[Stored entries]
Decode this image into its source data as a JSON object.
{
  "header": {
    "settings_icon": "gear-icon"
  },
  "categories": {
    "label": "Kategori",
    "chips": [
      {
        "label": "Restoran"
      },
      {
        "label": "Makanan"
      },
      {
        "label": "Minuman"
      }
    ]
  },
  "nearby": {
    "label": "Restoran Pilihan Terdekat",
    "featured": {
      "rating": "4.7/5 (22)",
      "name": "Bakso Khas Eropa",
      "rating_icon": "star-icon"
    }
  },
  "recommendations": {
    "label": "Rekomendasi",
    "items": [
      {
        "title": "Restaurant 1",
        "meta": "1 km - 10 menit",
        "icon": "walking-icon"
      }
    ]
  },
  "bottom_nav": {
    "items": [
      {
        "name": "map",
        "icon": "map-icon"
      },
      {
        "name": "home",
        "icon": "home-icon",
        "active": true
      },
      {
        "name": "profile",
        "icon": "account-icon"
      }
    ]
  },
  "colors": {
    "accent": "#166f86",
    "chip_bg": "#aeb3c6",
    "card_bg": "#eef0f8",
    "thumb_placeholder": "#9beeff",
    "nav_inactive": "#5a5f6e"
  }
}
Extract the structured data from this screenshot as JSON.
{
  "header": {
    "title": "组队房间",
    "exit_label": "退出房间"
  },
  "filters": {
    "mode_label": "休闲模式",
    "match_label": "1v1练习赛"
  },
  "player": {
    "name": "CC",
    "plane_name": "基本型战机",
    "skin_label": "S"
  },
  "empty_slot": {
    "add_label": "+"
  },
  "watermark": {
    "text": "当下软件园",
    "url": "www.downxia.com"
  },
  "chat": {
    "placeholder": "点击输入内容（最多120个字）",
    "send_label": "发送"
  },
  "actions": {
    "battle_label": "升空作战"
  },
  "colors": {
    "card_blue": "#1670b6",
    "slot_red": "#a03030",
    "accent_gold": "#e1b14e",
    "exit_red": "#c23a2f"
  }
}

## GIVEN INSTRUCTION
Write the listing out again, exactly as it reads.

## FINISHED ANSWER
Decode this image into its source data as a JSON object.
{
  "header": {
    "settings_icon": "gear-icon"
  },
  "categories": {
    "label": "Kategori",
    "chips": [
      {
        "label": "Restoran"
      },
      {
        "label": "Makanan"
      },
      {
        "label": "Minuman"
      }
    ]
  },
  "nearby": {
    "label": "Restoran Pilihan Terdekat",
    "featured": {
      "rating": "4.7/5 (22)",
      "name": "Bakso Khas Eropa",
      "rating_icon": "star-icon"
    }
  },
  "recommendations": {
    "label": "Rekomendasi",
    "items": [
      {
        "title": "Restaurant 1",
        "meta": "1 km - 10 menit",
        "icon": "walking-icon"
      }
    ]
  },
  "bottom_nav": {
    "items": [
      {
        "name": "map",
        "icon": "map-icon"
      },
      {
        "name": "home",
        "icon": "home-icon",
        "active": true
      },
      {
        "name": "profile",
        "icon": "account-icon"
      }
    ]
  },
  "colors": {
    "accent": "#166f86",
    "chip_bg": "#aeb3c6",
    "card_bg": "#eef0f8",
    "thumb_placeholder": "#9beeff",
    "nav_inactive": "#5a5f6e"
  }
}
Extract the structured data from this screenshot as JSON.
{
  "header": {
    "title": "组队房间",
    "exit_label": "退出房间"
  },
  "filters": {
    "mode_label": "休闲模式",
    "match_label": "1v1练习赛"
  },
  "player": {
    "name": "CC",
    "plane_name": "基本型战机",
    "skin_label": "S"
  },
  "empty_slot": {
    "add_label": "+"
  },
  "watermark": {
    "text": "当下软件园",
    "url": "www.downxia.com"
  },
  "chat": {
    "placeholder": "点击输入内容（最多120个字）",
    "send_label": "发送"
  },
  "actions": {
    "battle_label": "升空作战"
  },
  "colors": {
    "card_blue": "#1670b6",
    "slot_red": "#a03030",
    "accent_gold": "#e1b14e",
    "exit_red": "#c23a2f"
  }
}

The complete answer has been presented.